— start of Exercise data —

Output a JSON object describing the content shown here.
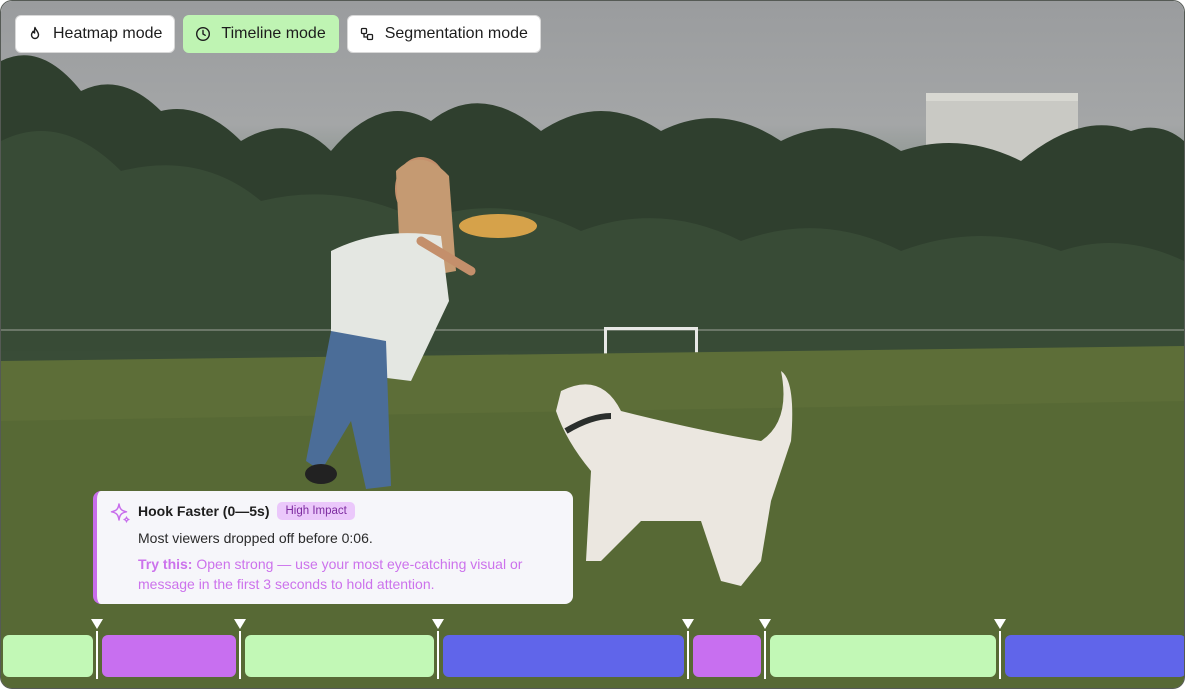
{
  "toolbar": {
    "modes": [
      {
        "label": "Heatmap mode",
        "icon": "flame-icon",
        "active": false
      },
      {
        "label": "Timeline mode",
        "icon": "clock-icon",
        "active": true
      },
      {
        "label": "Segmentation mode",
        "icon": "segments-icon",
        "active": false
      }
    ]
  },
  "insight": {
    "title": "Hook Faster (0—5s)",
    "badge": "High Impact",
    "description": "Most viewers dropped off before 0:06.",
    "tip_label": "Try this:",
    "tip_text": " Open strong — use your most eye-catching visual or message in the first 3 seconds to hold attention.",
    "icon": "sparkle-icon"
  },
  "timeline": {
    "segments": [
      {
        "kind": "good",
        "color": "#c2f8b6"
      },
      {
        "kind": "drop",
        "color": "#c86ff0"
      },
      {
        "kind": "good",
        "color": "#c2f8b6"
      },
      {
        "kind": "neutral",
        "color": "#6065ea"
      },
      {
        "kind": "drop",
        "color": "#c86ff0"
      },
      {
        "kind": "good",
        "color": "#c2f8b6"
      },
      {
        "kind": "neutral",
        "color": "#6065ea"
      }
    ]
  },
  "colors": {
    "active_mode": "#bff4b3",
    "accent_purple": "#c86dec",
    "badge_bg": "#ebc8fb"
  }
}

— end of Exercise data —
— start of Exercise data —

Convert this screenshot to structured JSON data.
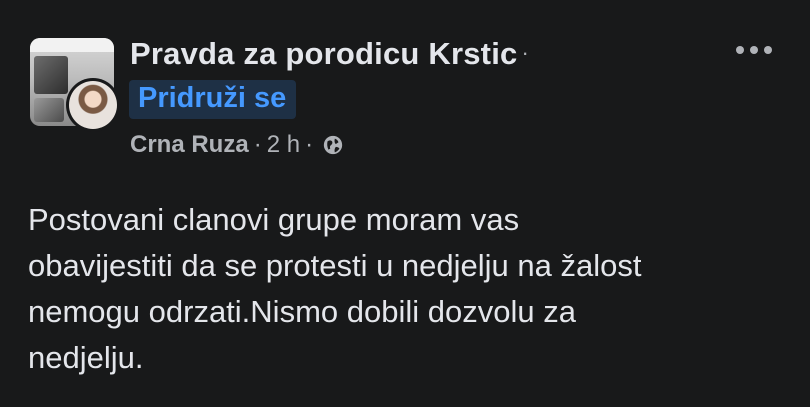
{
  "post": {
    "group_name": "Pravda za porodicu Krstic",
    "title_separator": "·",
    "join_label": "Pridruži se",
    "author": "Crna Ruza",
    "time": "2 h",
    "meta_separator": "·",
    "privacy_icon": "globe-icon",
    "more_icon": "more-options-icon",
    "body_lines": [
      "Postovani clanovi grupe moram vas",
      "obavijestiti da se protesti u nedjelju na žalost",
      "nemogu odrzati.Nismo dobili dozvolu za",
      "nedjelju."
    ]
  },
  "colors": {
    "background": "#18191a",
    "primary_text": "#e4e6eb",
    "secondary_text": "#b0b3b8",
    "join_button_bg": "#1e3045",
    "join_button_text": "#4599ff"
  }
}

— end of Exercise data —

How many lines in the entries contain the string "this"? Answer with the number only.

→ **Task solution**: 2